- _Stated goal_
Copy each line of the entries that contains the word "Fruits".

- _Stored rows_
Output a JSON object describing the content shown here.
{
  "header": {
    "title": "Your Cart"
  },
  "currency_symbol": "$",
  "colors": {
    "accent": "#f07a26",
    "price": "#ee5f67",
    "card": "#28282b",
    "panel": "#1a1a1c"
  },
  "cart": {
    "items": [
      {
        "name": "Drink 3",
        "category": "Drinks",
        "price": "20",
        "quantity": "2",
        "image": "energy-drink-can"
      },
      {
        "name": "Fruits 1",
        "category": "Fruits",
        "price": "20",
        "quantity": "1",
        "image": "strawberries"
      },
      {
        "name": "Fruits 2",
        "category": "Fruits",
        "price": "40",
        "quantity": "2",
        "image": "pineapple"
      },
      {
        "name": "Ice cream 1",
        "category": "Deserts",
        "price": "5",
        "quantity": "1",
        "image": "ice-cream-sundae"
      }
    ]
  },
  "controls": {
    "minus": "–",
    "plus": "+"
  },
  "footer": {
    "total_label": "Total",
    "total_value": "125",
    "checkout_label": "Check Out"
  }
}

---

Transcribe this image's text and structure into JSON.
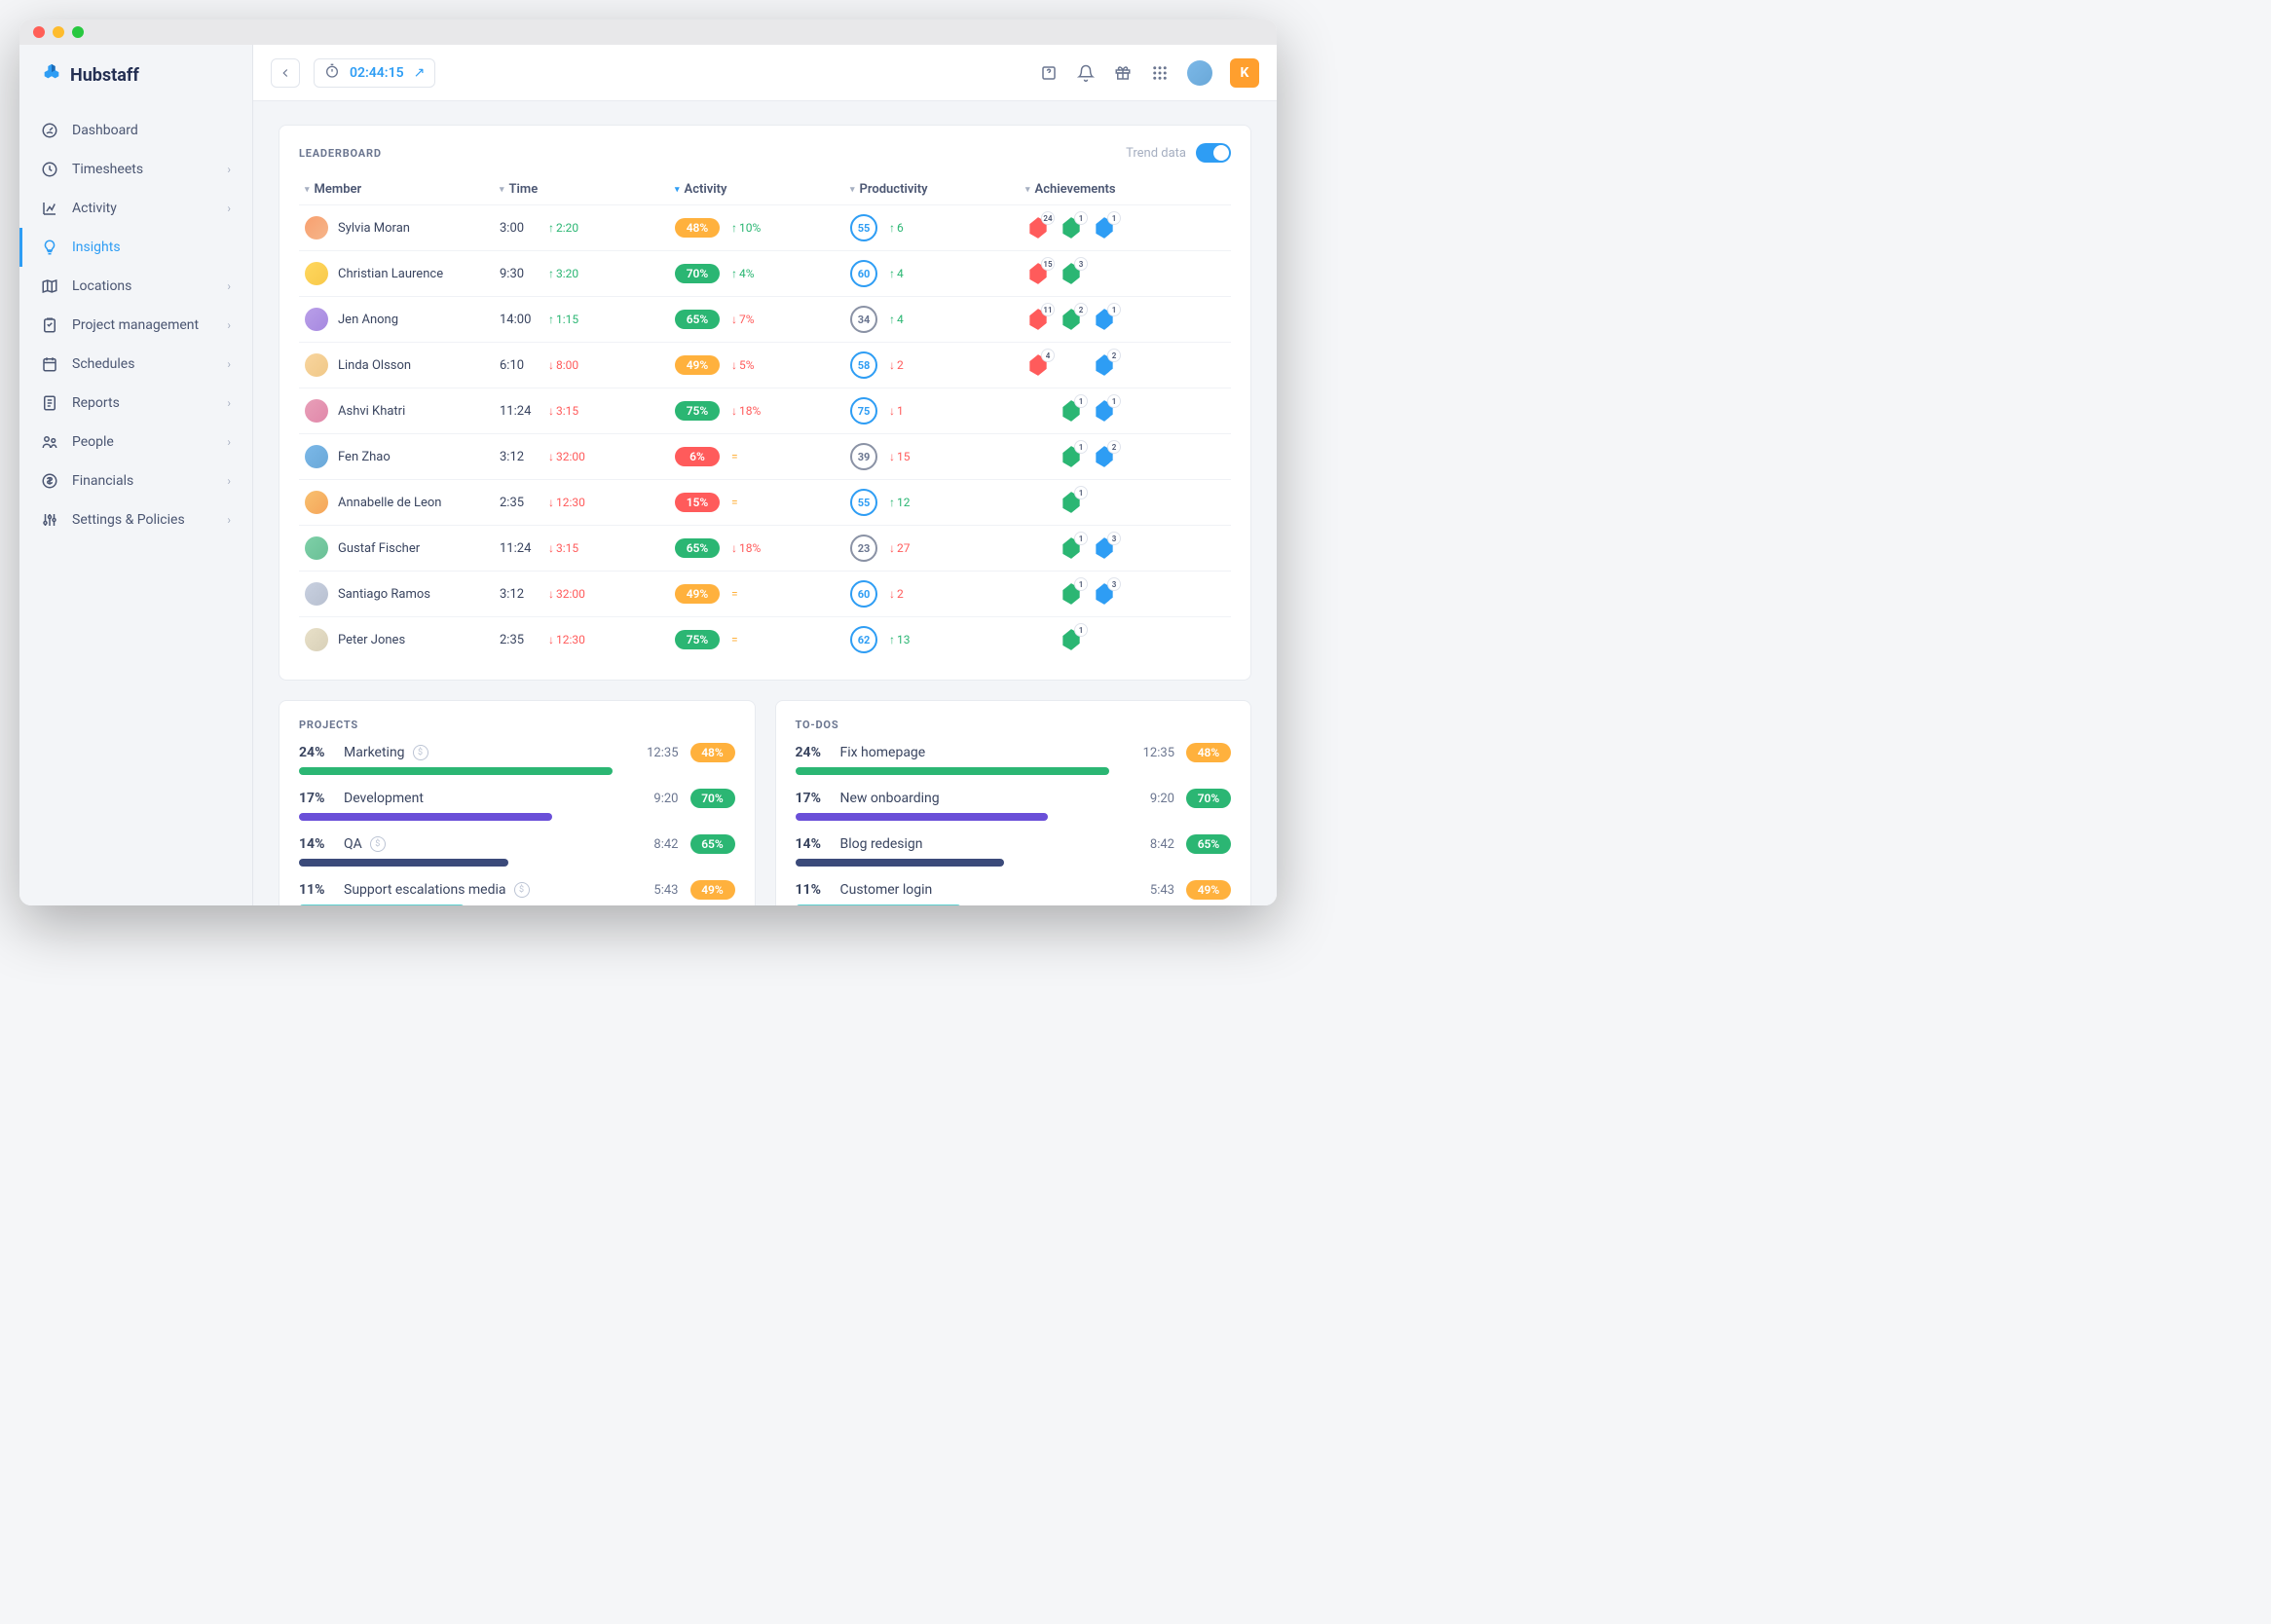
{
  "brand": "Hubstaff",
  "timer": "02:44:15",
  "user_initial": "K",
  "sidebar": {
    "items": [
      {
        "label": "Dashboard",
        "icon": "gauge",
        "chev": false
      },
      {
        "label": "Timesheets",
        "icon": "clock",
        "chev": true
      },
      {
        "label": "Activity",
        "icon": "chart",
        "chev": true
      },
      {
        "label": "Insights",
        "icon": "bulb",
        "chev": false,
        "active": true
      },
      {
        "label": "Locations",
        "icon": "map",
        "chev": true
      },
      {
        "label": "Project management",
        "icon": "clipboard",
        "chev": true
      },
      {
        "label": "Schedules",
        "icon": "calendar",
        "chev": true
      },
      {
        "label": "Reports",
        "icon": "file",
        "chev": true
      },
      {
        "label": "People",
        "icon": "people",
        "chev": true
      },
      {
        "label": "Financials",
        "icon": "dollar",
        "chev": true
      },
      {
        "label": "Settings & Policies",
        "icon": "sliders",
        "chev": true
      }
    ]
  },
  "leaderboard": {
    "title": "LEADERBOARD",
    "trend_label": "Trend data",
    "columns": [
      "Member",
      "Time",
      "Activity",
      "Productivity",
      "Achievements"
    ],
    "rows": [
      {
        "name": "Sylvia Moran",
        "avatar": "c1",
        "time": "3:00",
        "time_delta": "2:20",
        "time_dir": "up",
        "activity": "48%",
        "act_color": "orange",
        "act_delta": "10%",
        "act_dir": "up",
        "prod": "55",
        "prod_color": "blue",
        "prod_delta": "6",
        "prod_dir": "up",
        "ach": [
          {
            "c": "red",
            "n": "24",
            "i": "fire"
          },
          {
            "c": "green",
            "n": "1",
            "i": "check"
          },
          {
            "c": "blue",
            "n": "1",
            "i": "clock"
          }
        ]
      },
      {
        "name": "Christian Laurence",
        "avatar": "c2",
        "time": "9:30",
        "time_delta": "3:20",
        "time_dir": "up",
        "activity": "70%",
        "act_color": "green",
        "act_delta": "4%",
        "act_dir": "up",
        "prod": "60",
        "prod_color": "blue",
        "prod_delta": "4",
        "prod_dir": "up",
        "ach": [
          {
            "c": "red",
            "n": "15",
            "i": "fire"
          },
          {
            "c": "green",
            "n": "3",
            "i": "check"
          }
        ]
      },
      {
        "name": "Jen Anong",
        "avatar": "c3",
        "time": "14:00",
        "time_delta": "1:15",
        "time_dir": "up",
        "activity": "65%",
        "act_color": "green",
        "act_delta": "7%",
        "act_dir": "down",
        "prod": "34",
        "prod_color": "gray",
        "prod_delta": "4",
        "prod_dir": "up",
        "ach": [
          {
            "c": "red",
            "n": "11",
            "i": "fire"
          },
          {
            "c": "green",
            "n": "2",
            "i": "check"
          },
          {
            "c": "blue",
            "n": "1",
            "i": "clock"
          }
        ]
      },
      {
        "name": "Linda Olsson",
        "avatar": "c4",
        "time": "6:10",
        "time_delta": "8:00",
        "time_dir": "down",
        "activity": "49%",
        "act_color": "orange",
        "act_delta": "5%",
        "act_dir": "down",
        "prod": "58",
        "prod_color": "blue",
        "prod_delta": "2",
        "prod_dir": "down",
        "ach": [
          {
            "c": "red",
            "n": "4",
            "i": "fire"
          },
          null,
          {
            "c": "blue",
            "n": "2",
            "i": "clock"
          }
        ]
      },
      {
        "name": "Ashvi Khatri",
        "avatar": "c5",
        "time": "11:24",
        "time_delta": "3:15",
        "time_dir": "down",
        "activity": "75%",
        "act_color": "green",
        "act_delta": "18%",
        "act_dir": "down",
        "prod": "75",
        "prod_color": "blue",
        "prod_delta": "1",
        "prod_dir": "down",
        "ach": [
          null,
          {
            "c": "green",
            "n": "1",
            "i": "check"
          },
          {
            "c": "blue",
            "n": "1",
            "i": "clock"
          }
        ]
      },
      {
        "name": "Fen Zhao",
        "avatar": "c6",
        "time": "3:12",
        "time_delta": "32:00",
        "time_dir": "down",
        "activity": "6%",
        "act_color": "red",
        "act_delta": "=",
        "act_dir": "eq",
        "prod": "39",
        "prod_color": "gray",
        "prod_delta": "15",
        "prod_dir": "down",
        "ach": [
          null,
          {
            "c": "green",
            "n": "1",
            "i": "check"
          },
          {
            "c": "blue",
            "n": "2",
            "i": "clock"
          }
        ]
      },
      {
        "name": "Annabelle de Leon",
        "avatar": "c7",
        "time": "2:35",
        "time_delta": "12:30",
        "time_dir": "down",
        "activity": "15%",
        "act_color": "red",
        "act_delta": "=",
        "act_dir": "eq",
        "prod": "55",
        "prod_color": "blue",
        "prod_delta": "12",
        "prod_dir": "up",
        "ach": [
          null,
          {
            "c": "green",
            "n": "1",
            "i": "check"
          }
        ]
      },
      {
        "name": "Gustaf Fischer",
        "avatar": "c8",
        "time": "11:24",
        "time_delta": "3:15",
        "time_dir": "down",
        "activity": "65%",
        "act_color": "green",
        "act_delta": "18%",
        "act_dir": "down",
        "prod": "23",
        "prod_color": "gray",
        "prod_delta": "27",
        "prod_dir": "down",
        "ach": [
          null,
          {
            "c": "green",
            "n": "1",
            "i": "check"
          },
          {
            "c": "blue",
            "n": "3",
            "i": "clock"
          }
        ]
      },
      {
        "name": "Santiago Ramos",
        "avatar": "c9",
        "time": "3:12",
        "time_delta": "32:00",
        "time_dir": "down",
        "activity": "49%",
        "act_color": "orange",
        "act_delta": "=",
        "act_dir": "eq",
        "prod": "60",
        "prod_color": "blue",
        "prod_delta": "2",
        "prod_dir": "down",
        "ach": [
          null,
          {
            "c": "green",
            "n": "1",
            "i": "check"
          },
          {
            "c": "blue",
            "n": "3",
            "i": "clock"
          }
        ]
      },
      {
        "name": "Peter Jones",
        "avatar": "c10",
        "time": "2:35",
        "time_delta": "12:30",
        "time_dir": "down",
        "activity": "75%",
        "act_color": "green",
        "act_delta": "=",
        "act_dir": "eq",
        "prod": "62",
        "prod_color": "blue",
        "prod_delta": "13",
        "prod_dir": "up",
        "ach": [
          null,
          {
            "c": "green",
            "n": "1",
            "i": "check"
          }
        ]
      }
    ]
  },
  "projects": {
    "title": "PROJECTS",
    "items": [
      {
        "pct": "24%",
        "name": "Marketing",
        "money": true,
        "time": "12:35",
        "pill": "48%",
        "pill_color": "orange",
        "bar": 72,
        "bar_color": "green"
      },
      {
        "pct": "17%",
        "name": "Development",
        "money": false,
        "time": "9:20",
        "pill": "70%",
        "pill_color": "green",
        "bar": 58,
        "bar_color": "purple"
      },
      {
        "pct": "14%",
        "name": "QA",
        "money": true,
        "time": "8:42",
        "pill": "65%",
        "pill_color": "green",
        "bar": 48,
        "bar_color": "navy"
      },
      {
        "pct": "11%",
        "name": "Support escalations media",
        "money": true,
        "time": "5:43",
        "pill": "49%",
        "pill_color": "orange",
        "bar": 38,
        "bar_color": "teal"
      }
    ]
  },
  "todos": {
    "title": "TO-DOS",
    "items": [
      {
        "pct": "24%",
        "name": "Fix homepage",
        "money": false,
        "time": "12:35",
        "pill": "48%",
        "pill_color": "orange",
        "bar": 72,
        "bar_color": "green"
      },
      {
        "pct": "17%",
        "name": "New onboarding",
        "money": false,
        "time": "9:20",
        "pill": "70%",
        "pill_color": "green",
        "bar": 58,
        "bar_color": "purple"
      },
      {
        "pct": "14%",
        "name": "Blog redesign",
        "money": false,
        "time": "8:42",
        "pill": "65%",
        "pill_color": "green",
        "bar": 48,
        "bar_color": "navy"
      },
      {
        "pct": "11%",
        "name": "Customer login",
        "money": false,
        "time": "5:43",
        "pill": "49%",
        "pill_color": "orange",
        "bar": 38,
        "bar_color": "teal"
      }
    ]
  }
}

--

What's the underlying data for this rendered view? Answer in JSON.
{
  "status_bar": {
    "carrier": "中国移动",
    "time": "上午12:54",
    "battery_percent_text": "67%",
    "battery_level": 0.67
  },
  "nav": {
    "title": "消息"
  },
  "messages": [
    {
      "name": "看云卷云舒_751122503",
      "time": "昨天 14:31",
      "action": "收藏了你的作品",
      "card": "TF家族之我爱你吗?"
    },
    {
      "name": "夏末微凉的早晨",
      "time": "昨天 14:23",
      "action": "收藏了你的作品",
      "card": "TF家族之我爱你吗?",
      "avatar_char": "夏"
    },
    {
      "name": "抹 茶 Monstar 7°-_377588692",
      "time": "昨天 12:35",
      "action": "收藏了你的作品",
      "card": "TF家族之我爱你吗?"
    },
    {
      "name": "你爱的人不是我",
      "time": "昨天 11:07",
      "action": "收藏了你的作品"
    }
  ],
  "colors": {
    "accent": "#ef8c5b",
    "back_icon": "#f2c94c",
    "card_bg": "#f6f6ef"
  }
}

- _Exercise solution_
        "name": "Fruits 1",
        "category": "Fruits",
        "name": "Fruits 2",
        "category": "Fruits",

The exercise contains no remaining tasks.